[Records from a data source]
<<<<

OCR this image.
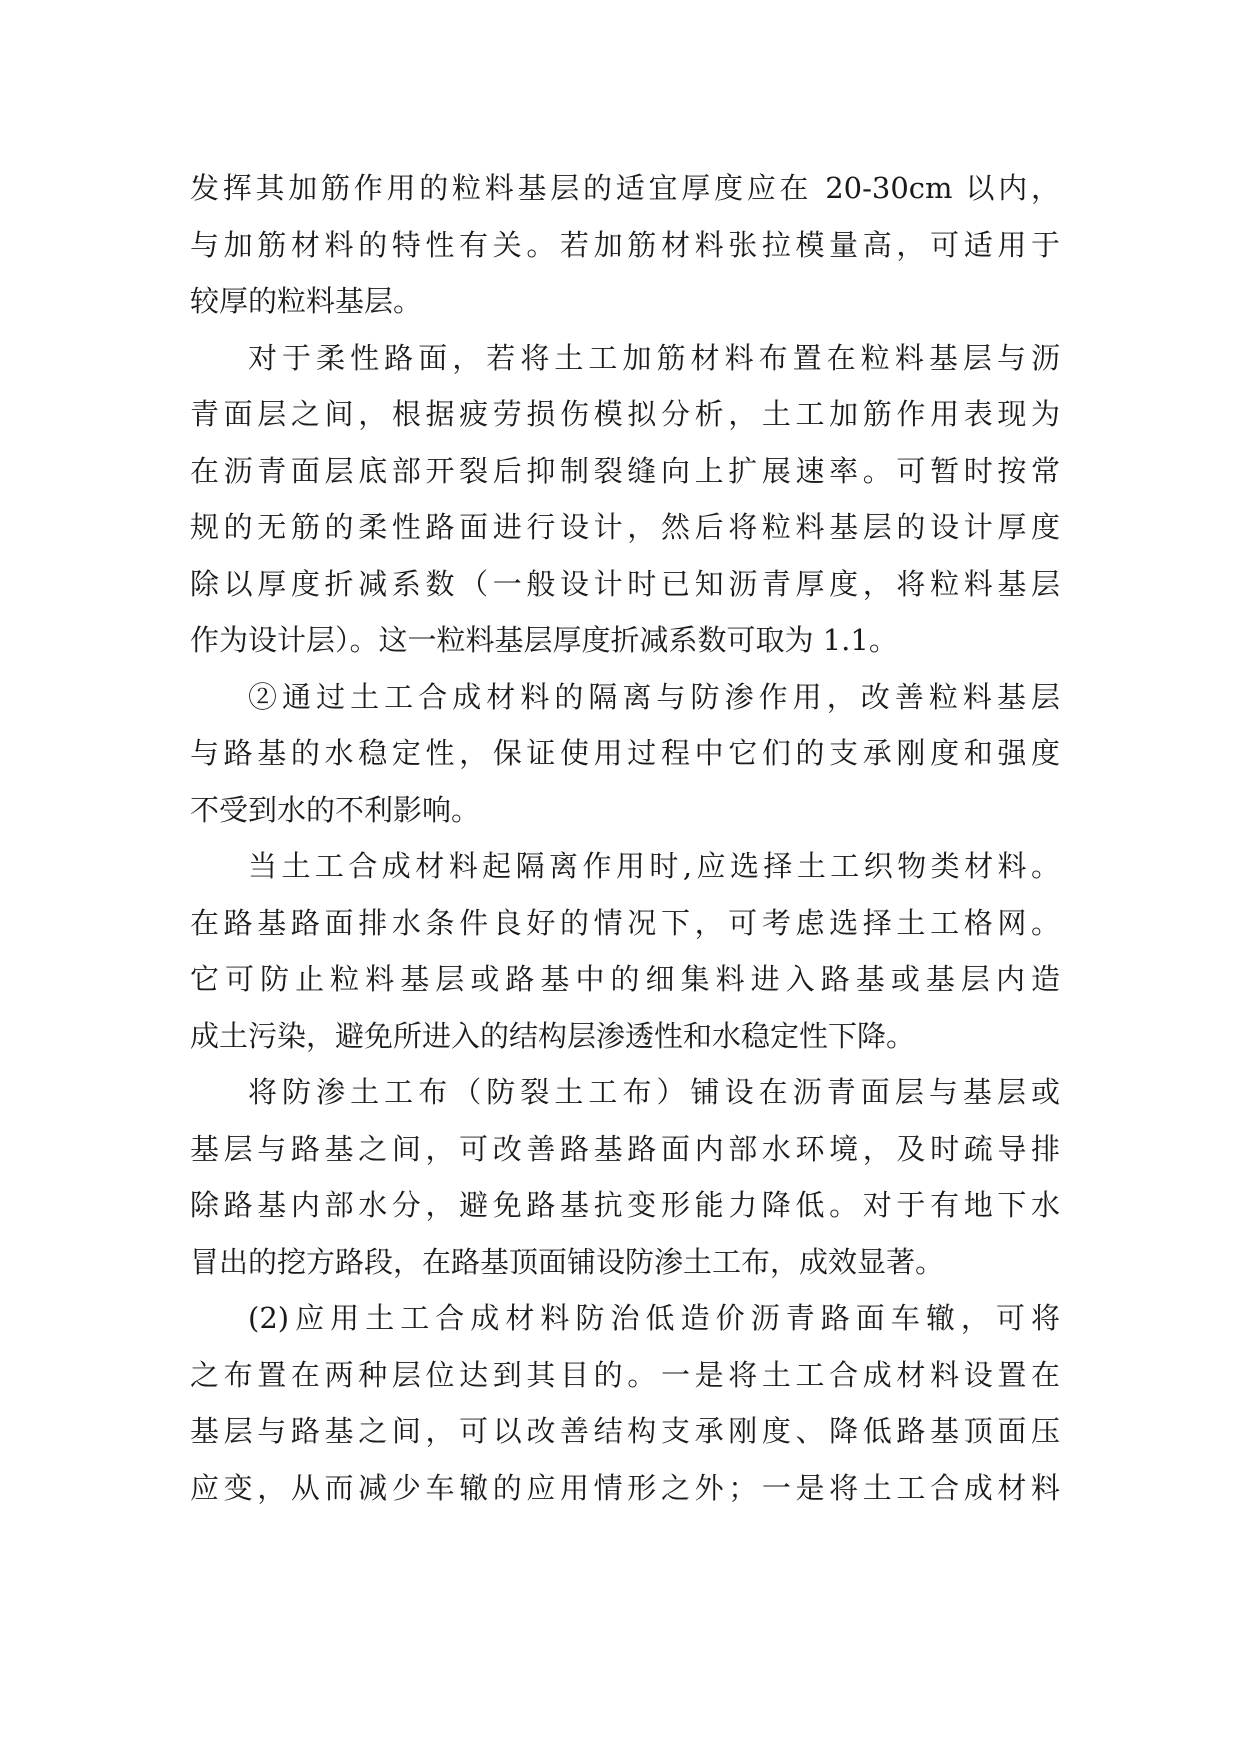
发挥其加筋作用的粒料基层的适宜厚度应在 20-30cm 以内，
与加筋材料的特性有关。若加筋材料张拉模量高，可适用于
较厚的粒料基层。
对于柔性路面，若将土工加筋材料布置在粒料基层与沥
青面层之间，根据疲劳损伤模拟分析，土工加筋作用表现为
在沥青面层底部开裂后抑制裂缝向上扩展速率。可暂时按常
规的无筋的柔性路面进行设计，然后将粒料基层的设计厚度
除以厚度折减系数（一般设计时已知沥青厚度，将粒料基层
作为设计层）。这一粒料基层厚度折减系数可取为 1.1。
②通过土工合成材料的隔离与防渗作用，改善粒料基层
与路基的水稳定性，保证使用过程中它们的支承刚度和强度
不受到水的不利影响。
当土工合成材料起隔离作用时,应选择土工织物类材料。
在路基路面排水条件良好的情况下，可考虑选择土工格网。
它可防止粒料基层或路基中的细集料进入路基或基层内造
成土污染，避免所进入的结构层渗透性和水稳定性下降。
将防渗土工布（防裂土工布）铺设在沥青面层与基层或
基层与路基之间，可改善路基路面内部水环境，及时疏导排
除路基内部水分，避免路基抗变形能力降低。对于有地下水
冒出的挖方路段，在路基顶面铺设防渗土工布，成效显著。
(2)应用土工合成材料防治低造价沥青路面车辙，可将
之布置在两种层位达到其目的。一是将土工合成材料设置在
基层与路基之间，可以改善结构支承刚度、降低路基顶面压
应变，从而减少车辙的应用情形之外；一是将土工合成材料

>>>>

#### AIM:
Transcribe the material exactly, keeping every word and none of the pictures.

#### SOLUTION TO THIS TASK:
OCR this image.
发挥其加筋作用的粒料基层的适宜厚度应在 20-30cm 以内，
与加筋材料的特性有关。若加筋材料张拉模量高，可适用于
较厚的粒料基层。
对于柔性路面，若将土工加筋材料布置在粒料基层与沥
青面层之间，根据疲劳损伤模拟分析，土工加筋作用表现为
在沥青面层底部开裂后抑制裂缝向上扩展速率。可暂时按常
规的无筋的柔性路面进行设计，然后将粒料基层的设计厚度
除以厚度折减系数（一般设计时已知沥青厚度，将粒料基层
作为设计层）。这一粒料基层厚度折减系数可取为 1.1。
②通过土工合成材料的隔离与防渗作用，改善粒料基层
与路基的水稳定性，保证使用过程中它们的支承刚度和强度
不受到水的不利影响。
当土工合成材料起隔离作用时,应选择土工织物类材料。
在路基路面排水条件良好的情况下，可考虑选择土工格网。
它可防止粒料基层或路基中的细集料进入路基或基层内造
成土污染，避免所进入的结构层渗透性和水稳定性下降。
将防渗土工布（防裂土工布）铺设在沥青面层与基层或
基层与路基之间，可改善路基路面内部水环境，及时疏导排
除路基内部水分，避免路基抗变形能力降低。对于有地下水
冒出的挖方路段，在路基顶面铺设防渗土工布，成效显著。
(2)应用土工合成材料防治低造价沥青路面车辙，可将
之布置在两种层位达到其目的。一是将土工合成材料设置在
基层与路基之间，可以改善结构支承刚度、降低路基顶面压
应变，从而减少车辙的应用情形之外；一是将土工合成材料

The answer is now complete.